Task description: Restate each line word for word. Leave out every picture.

--- BEGIN The data ---

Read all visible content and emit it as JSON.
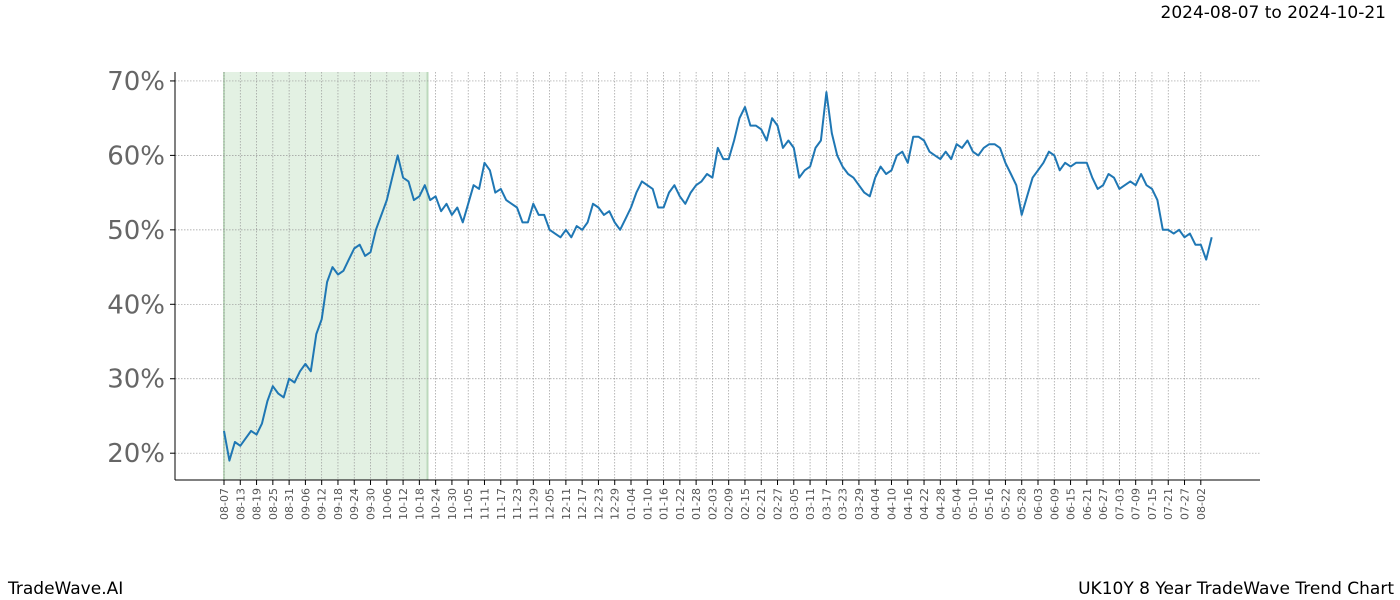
{
  "chart_data": {
    "type": "line",
    "title": "2024-08-07 to 2024-10-21",
    "footer_left": "TradeWave.AI",
    "footer_right": "UK10Y 8 Year TradeWave Trend Chart",
    "categories": [
      "08-07",
      null,
      null,
      "08-13",
      null,
      null,
      "08-19",
      null,
      null,
      "08-25",
      null,
      null,
      "08-31",
      null,
      null,
      "09-06",
      null,
      null,
      "09-12",
      null,
      null,
      "09-18",
      null,
      null,
      "09-24",
      null,
      null,
      "09-30",
      null,
      null,
      "10-06",
      null,
      null,
      "10-12",
      null,
      null,
      "10-18",
      null,
      null,
      "10-24",
      null,
      null,
      "10-30",
      null,
      null,
      "11-05",
      null,
      null,
      "11-11",
      null,
      null,
      "11-17",
      null,
      null,
      "11-23",
      null,
      null,
      "11-29",
      null,
      null,
      "12-05",
      null,
      null,
      "12-11",
      null,
      null,
      "12-17",
      null,
      null,
      "12-23",
      null,
      null,
      "12-29",
      null,
      null,
      "01-04",
      null,
      null,
      "01-10",
      null,
      null,
      "01-16",
      null,
      null,
      "01-22",
      null,
      null,
      "01-28",
      null,
      null,
      "02-03",
      null,
      null,
      "02-09",
      null,
      null,
      "02-15",
      null,
      null,
      "02-21",
      null,
      null,
      "02-27",
      null,
      null,
      "03-05",
      null,
      null,
      "03-11",
      null,
      null,
      "03-17",
      null,
      null,
      "03-23",
      null,
      null,
      "03-29",
      null,
      null,
      "04-04",
      null,
      null,
      "04-10",
      null,
      null,
      "04-16",
      null,
      null,
      "04-22",
      null,
      null,
      "04-28",
      null,
      null,
      "05-04",
      null,
      null,
      "05-10",
      null,
      null,
      "05-16",
      null,
      null,
      "05-22",
      null,
      null,
      "05-28",
      null,
      null,
      "06-03",
      null,
      null,
      "06-09",
      null,
      null,
      "06-15",
      null,
      null,
      "06-21",
      null,
      null,
      "06-27",
      null,
      null,
      "07-03",
      null,
      null,
      "07-09",
      null,
      null,
      "07-15",
      null,
      null,
      "07-21",
      null,
      null,
      "07-27",
      null,
      null,
      "08-02",
      null,
      null
    ],
    "series": [
      {
        "color": "#1f77b4",
        "values": [
          23,
          19,
          21.5,
          21,
          22,
          23,
          22.5,
          24,
          27,
          29,
          28,
          27.5,
          30,
          29.5,
          31,
          32,
          31,
          36,
          38,
          43,
          45,
          44,
          44.5,
          46,
          47.5,
          48,
          46.5,
          47,
          50,
          52,
          54,
          57,
          60,
          57,
          56.5,
          54,
          54.5,
          56,
          54,
          54.5,
          52.5,
          53.5,
          52,
          53,
          51,
          53.5,
          56,
          55.5,
          59,
          58,
          55,
          55.5,
          54,
          53.5,
          53,
          51,
          51,
          53.5,
          52,
          52,
          50,
          49.5,
          49,
          50,
          49,
          50.5,
          50,
          51,
          53.5,
          53,
          52,
          52.5,
          51,
          50,
          51.5,
          53,
          55,
          56.5,
          56,
          55.5,
          53,
          53,
          55,
          56,
          54.5,
          53.5,
          55,
          56,
          56.5,
          57.5,
          57,
          61,
          59.5,
          59.5,
          62,
          65,
          66.5,
          64,
          64,
          63.5,
          62,
          65,
          64,
          61,
          62,
          61,
          57,
          58,
          58.5,
          61,
          62,
          68.5,
          63,
          60,
          58.5,
          57.5,
          57,
          56,
          55,
          54.5,
          57,
          58.5,
          57.5,
          58,
          60,
          60.5,
          59,
          62.5,
          62.5,
          62,
          60.5,
          60,
          59.5,
          60.5,
          59.5,
          61.5,
          61,
          62,
          60.5,
          60,
          61,
          61.5,
          61.5,
          61,
          59,
          57.5,
          56,
          52,
          54.5,
          57,
          58,
          59,
          60.5,
          60,
          58,
          59,
          58.5,
          59,
          59,
          59,
          57,
          55.5,
          56,
          57.5,
          57,
          55.5,
          56,
          56.5,
          56,
          57.5,
          56,
          55.5,
          54,
          50,
          50,
          49.5,
          50,
          49,
          49.5,
          48,
          48,
          46,
          49
        ]
      }
    ],
    "ylim": [
      16.4,
      71.2
    ],
    "yticks": [
      {
        "value": 20,
        "label": "20%"
      },
      {
        "value": 30,
        "label": "30%"
      },
      {
        "value": 40,
        "label": "40%"
      },
      {
        "value": 50,
        "label": "50%"
      },
      {
        "value": 60,
        "label": "60%"
      },
      {
        "value": 70,
        "label": "70%"
      }
    ],
    "highlight": [
      0,
      37.5
    ],
    "highlight_color": "#e3f1e3",
    "grid": true
  }
}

--- END The data ---

Answer to this problem:
Read all visible content and emit it as JSON.
{
  "chart_data": {
    "type": "line",
    "title": "2024-08-07 to 2024-10-21",
    "footer_left": "TradeWave.AI",
    "footer_right": "UK10Y 8 Year TradeWave Trend Chart",
    "categories": [
      "08-07",
      null,
      null,
      "08-13",
      null,
      null,
      "08-19",
      null,
      null,
      "08-25",
      null,
      null,
      "08-31",
      null,
      null,
      "09-06",
      null,
      null,
      "09-12",
      null,
      null,
      "09-18",
      null,
      null,
      "09-24",
      null,
      null,
      "09-30",
      null,
      null,
      "10-06",
      null,
      null,
      "10-12",
      null,
      null,
      "10-18",
      null,
      null,
      "10-24",
      null,
      null,
      "10-30",
      null,
      null,
      "11-05",
      null,
      null,
      "11-11",
      null,
      null,
      "11-17",
      null,
      null,
      "11-23",
      null,
      null,
      "11-29",
      null,
      null,
      "12-05",
      null,
      null,
      "12-11",
      null,
      null,
      "12-17",
      null,
      null,
      "12-23",
      null,
      null,
      "12-29",
      null,
      null,
      "01-04",
      null,
      null,
      "01-10",
      null,
      null,
      "01-16",
      null,
      null,
      "01-22",
      null,
      null,
      "01-28",
      null,
      null,
      "02-03",
      null,
      null,
      "02-09",
      null,
      null,
      "02-15",
      null,
      null,
      "02-21",
      null,
      null,
      "02-27",
      null,
      null,
      "03-05",
      null,
      null,
      "03-11",
      null,
      null,
      "03-17",
      null,
      null,
      "03-23",
      null,
      null,
      "03-29",
      null,
      null,
      "04-04",
      null,
      null,
      "04-10",
      null,
      null,
      "04-16",
      null,
      null,
      "04-22",
      null,
      null,
      "04-28",
      null,
      null,
      "05-04",
      null,
      null,
      "05-10",
      null,
      null,
      "05-16",
      null,
      null,
      "05-22",
      null,
      null,
      "05-28",
      null,
      null,
      "06-03",
      null,
      null,
      "06-09",
      null,
      null,
      "06-15",
      null,
      null,
      "06-21",
      null,
      null,
      "06-27",
      null,
      null,
      "07-03",
      null,
      null,
      "07-09",
      null,
      null,
      "07-15",
      null,
      null,
      "07-21",
      null,
      null,
      "07-27",
      null,
      null,
      "08-02",
      null,
      null
    ],
    "series": [
      {
        "color": "#1f77b4",
        "values": [
          23,
          19,
          21.5,
          21,
          22,
          23,
          22.5,
          24,
          27,
          29,
          28,
          27.5,
          30,
          29.5,
          31,
          32,
          31,
          36,
          38,
          43,
          45,
          44,
          44.5,
          46,
          47.5,
          48,
          46.5,
          47,
          50,
          52,
          54,
          57,
          60,
          57,
          56.5,
          54,
          54.5,
          56,
          54,
          54.5,
          52.5,
          53.5,
          52,
          53,
          51,
          53.5,
          56,
          55.5,
          59,
          58,
          55,
          55.5,
          54,
          53.5,
          53,
          51,
          51,
          53.5,
          52,
          52,
          50,
          49.5,
          49,
          50,
          49,
          50.5,
          50,
          51,
          53.5,
          53,
          52,
          52.5,
          51,
          50,
          51.5,
          53,
          55,
          56.5,
          56,
          55.5,
          53,
          53,
          55,
          56,
          54.5,
          53.5,
          55,
          56,
          56.5,
          57.5,
          57,
          61,
          59.5,
          59.5,
          62,
          65,
          66.5,
          64,
          64,
          63.5,
          62,
          65,
          64,
          61,
          62,
          61,
          57,
          58,
          58.5,
          61,
          62,
          68.5,
          63,
          60,
          58.5,
          57.5,
          57,
          56,
          55,
          54.5,
          57,
          58.5,
          57.5,
          58,
          60,
          60.5,
          59,
          62.5,
          62.5,
          62,
          60.5,
          60,
          59.5,
          60.5,
          59.5,
          61.5,
          61,
          62,
          60.5,
          60,
          61,
          61.5,
          61.5,
          61,
          59,
          57.5,
          56,
          52,
          54.5,
          57,
          58,
          59,
          60.5,
          60,
          58,
          59,
          58.5,
          59,
          59,
          59,
          57,
          55.5,
          56,
          57.5,
          57,
          55.5,
          56,
          56.5,
          56,
          57.5,
          56,
          55.5,
          54,
          50,
          50,
          49.5,
          50,
          49,
          49.5,
          48,
          48,
          46,
          49
        ]
      }
    ],
    "ylim": [
      16.4,
      71.2
    ],
    "yticks": [
      {
        "value": 20,
        "label": "20%"
      },
      {
        "value": 30,
        "label": "30%"
      },
      {
        "value": 40,
        "label": "40%"
      },
      {
        "value": 50,
        "label": "50%"
      },
      {
        "value": 60,
        "label": "60%"
      },
      {
        "value": 70,
        "label": "70%"
      }
    ],
    "highlight": [
      0,
      37.5
    ],
    "highlight_color": "#e3f1e3",
    "grid": true
  }
}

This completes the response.